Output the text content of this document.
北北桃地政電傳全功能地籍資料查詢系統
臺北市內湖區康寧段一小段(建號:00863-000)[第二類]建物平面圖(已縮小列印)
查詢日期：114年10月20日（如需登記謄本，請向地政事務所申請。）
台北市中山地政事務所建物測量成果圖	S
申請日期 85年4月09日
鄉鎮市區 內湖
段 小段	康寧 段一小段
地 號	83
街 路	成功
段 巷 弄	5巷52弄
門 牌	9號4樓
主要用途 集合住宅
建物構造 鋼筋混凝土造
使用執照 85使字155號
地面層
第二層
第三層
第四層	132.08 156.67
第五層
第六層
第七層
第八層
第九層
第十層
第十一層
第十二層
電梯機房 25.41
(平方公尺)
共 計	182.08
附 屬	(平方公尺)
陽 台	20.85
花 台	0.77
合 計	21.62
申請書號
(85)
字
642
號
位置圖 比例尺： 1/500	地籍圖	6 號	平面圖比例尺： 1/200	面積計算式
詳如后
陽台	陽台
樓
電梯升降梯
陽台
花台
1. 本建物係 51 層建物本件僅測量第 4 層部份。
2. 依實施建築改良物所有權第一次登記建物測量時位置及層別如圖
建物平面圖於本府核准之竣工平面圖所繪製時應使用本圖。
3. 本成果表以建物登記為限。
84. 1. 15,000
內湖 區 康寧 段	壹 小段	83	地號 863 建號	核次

—————

> Required task
Take the lines above and print them exactly.

> Completed task
Output the text content of this document.
北北桃地政電傳全功能地籍資料查詢系統
臺北市內湖區康寧段一小段(建號:00863-000)[第二類]建物平面圖(已縮小列印)
查詢日期：114年10月20日（如需登記謄本，請向地政事務所申請。）
台北市中山地政事務所建物測量成果圖	S
申請日期 85年4月09日
鄉鎮市區 內湖
段 小段	康寧 段一小段
地 號	83
街 路	成功
段 巷 弄	5巷52弄
門 牌	9號4樓
主要用途 集合住宅
建物構造 鋼筋混凝土造
使用執照 85使字155號
地面層
第二層
第三層
第四層	132.08 156.67
第五層
第六層
第七層
第八層
第九層
第十層
第十一層
第十二層
電梯機房 25.41
(平方公尺)
共 計	182.08
附 屬	(平方公尺)
陽 台	20.85
花 台	0.77
合 計	21.62
申請書號
(85)
字
642
號
位置圖 比例尺： 1/500	地籍圖	6 號	平面圖比例尺： 1/200	面積計算式
詳如后
陽台	陽台
樓
電梯升降梯
陽台
花台
1. 本建物係 51 層建物本件僅測量第 4 層部份。
2. 依實施建築改良物所有權第一次登記建物測量時位置及層別如圖
建物平面圖於本府核准之竣工平面圖所繪製時應使用本圖。
3. 本成果表以建物登記為限。
84. 1. 15,000
內湖 區 康寧 段	壹 小段	83	地號 863 建號	核次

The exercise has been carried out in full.